> **What needs to be done**:
Give the lines between the one containing "question-2-bars: 10% 12%" and the one containing "data-label-q3-all-yes: 61% [771,521,799,537]", inclusive, as a JSON list of strings with one string per line and blank lines omitted.

> **Records for processing**:
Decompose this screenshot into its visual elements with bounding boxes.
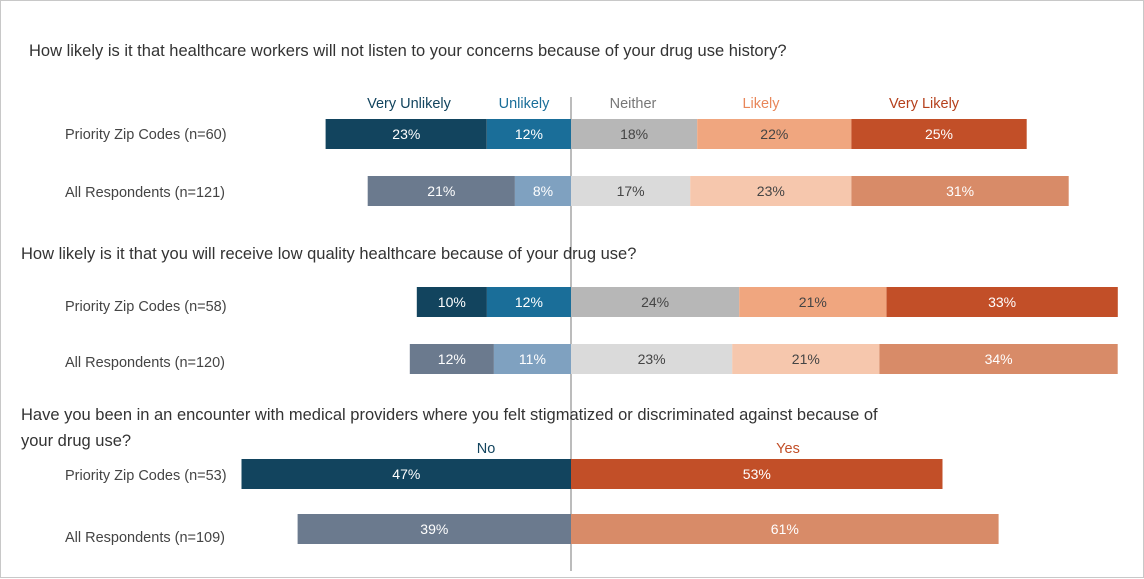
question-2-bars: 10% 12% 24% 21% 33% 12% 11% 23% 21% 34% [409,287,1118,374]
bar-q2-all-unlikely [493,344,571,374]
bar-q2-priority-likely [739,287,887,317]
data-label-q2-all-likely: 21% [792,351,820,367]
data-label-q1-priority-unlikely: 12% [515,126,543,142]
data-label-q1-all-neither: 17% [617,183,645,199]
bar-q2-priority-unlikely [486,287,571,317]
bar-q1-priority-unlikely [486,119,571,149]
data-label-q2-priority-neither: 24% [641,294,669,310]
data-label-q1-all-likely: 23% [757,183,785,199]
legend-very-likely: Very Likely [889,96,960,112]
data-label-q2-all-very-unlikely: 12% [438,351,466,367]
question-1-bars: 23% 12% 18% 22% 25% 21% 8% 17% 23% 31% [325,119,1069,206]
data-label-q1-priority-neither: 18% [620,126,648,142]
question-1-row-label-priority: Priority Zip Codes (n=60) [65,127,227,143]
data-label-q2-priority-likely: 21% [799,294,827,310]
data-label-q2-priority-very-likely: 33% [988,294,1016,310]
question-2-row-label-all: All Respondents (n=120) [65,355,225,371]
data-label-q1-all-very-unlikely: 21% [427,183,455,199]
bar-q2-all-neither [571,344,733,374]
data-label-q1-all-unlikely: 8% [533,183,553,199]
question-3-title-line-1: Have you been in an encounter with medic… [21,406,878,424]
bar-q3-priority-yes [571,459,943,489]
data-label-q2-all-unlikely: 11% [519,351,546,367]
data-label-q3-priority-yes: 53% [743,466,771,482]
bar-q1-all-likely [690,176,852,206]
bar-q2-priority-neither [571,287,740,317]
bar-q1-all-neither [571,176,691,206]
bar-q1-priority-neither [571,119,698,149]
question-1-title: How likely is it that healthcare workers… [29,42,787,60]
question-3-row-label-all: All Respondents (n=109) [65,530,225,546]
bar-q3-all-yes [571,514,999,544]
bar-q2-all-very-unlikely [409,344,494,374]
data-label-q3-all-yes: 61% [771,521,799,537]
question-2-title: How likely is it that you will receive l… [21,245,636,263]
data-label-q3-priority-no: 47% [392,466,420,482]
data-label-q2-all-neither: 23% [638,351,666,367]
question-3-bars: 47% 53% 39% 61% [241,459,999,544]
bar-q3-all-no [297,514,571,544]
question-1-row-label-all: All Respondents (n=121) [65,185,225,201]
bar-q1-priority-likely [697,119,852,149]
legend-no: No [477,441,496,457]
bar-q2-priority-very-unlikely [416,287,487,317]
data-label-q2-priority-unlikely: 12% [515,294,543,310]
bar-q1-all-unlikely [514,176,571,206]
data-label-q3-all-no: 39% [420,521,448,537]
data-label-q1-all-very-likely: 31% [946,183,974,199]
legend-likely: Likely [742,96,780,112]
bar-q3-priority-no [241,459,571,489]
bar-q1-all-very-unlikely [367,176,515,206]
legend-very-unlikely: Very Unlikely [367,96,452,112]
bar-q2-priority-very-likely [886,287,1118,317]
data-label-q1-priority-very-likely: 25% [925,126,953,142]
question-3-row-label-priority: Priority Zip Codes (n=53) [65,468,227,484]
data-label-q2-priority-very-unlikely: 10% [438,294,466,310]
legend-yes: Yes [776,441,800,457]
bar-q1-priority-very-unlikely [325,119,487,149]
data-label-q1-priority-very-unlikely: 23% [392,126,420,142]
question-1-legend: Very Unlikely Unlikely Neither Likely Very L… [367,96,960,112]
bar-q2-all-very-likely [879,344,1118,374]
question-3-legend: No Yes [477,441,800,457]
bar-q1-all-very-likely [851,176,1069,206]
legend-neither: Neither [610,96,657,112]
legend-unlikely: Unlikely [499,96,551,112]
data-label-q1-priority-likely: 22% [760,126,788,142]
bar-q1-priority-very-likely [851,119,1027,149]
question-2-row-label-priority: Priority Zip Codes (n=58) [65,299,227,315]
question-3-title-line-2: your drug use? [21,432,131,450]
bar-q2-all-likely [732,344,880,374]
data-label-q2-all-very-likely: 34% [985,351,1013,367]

...

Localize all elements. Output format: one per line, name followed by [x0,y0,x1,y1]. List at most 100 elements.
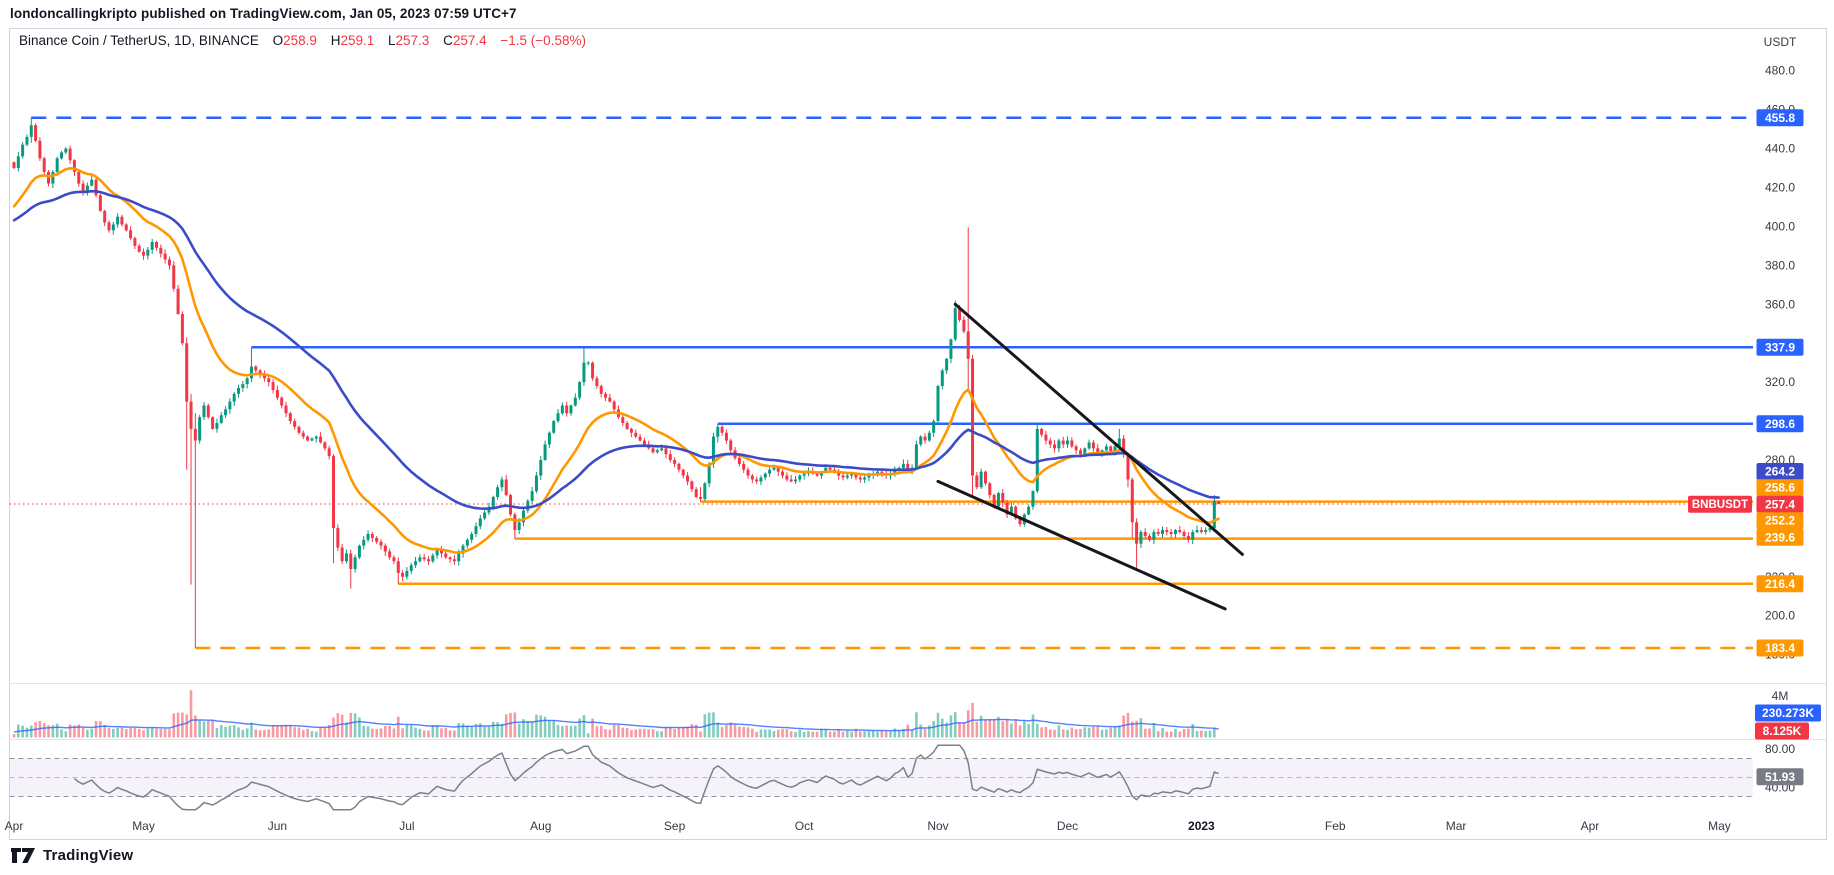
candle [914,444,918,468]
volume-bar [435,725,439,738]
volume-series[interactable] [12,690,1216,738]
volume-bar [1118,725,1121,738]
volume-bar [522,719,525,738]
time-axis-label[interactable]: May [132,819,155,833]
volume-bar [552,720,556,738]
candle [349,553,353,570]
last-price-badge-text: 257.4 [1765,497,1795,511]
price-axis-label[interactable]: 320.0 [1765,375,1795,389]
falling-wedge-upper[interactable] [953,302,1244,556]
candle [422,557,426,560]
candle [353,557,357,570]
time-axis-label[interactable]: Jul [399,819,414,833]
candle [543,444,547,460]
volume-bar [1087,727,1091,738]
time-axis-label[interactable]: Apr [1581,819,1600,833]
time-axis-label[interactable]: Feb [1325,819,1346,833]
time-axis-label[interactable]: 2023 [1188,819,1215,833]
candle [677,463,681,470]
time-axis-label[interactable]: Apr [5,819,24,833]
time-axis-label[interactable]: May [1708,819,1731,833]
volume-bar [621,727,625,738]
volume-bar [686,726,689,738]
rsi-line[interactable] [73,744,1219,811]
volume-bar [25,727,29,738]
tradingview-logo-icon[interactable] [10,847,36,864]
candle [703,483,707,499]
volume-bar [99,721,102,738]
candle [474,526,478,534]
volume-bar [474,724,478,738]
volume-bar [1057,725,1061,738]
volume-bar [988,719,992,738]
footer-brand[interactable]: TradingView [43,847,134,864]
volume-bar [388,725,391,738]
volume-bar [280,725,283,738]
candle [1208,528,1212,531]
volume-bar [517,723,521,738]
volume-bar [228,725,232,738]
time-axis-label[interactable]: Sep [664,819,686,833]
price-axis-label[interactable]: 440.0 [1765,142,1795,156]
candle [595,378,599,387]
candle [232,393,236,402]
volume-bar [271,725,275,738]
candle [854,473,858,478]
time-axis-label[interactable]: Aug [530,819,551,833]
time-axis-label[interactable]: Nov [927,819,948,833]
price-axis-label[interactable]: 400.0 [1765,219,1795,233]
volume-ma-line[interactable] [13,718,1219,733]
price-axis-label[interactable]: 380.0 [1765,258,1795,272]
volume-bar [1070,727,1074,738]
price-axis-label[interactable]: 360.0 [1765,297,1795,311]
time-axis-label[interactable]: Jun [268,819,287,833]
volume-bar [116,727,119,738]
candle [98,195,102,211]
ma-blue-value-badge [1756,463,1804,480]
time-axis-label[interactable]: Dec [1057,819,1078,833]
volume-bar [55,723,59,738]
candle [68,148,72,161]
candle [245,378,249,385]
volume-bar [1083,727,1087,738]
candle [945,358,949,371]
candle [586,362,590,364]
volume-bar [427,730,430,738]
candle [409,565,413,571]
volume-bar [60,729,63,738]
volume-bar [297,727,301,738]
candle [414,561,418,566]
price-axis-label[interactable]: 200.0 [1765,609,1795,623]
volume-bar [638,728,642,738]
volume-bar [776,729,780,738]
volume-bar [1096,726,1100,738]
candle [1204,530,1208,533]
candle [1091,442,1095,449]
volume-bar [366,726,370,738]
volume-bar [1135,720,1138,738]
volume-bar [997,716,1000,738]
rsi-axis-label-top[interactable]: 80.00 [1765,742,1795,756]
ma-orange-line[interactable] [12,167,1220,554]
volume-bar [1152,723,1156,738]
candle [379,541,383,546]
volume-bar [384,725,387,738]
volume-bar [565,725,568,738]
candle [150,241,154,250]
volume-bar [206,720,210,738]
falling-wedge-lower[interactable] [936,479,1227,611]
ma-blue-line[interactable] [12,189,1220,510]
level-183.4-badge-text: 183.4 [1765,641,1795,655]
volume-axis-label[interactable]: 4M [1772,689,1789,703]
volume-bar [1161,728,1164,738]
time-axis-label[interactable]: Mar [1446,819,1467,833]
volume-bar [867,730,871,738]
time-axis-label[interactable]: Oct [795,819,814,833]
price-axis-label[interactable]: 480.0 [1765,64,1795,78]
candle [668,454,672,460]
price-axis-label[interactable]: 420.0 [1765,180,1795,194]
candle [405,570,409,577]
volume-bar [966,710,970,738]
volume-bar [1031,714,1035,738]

> **Task result**:
[
  "question-2-bars: 10% 12% 24% 21% 33% 12% 11% 23% 21% 34% [409,287,1118,374]",
  "bar-q2-all-unlikely [493,344,571,374]",
  "bar-q2-priority-likely [739,287,887,317]",
  "data-label-q2-all-likely: 21% [792,351,820,367]",
  "data-label-q1-priority-unlikely: 12% [515,126,543,142]",
  "data-label-q1-all-neither: 17% [617,183,645,199]",
  "bar-q2-priority-unlikely [486,287,571,317]",
  "bar-q1-priority-unlikely [486,119,571,149]",
  "data-label-q2-priority-neither: 24% [641,294,669,310]",
  "data-label-q1-all-likely: 23% [757,183,785,199]",
  "legend-very-likely: Very Likely [889,96,960,112]",
  "data-label-q2-all-very-unlikely: 12% [438,351,466,367]",
  "question-1-bars: 23% 12% 18% 22% 25% 21% 8% 17% 23% 31% [325,119,1069,206]",
  "data-label-q1-priority-neither: 18% [620,126,648,142]",
  "question-1-row-label-priority: Priority Zip Codes (n=60) [65,127,227,143]",
  "data-label-q2-priority-likely: 21% [799,294,827,310]",
  "data-label-q2-priority-very-likely: 33% [988,294,1016,310]",
  "question-2-row-label-all: All Respondents (n=120) [65,355,225,371]",
  "data-label-q1-all-very-unlikely: 21% [427,183,455,199]",
  "bar-q2-all-neither [571,344,733,374]",
  "data-label-q1-all-unlikely: 8% [533,183,553,199]",
  "question-3-title-line-1: Have you been in an encounter with medic… [21,406,878,424]",
  "bar-q3-priority-yes [571,459,943,489]",
  "data-label-q2-all-unlikely: 11% [519,351,546,367]",
  "data-label-q3-priority-yes: 53% [743,466,771,482]",
  "bar-q1-all-likely [690,176,852,206]",
  "bar-q2-priority-neither [571,287,740,317]",
  "bar-q1-all-neither [571,176,691,206]",
  "bar-q1-priority-neither [571,119,698,149]",
  "question-1-title: How likely is it that healthcare workers… [29,42,787,60]",
  "question-3-row-label-all: All Respondents (n=109) [65,530,225,546]",
  "bar-q3-all-yes [571,514,999,544]",
  "bar-q2-all-very-unlikely [409,344,494,374]",
  "data-label-q3-all-yes: 61% [771,521,799,537]"
]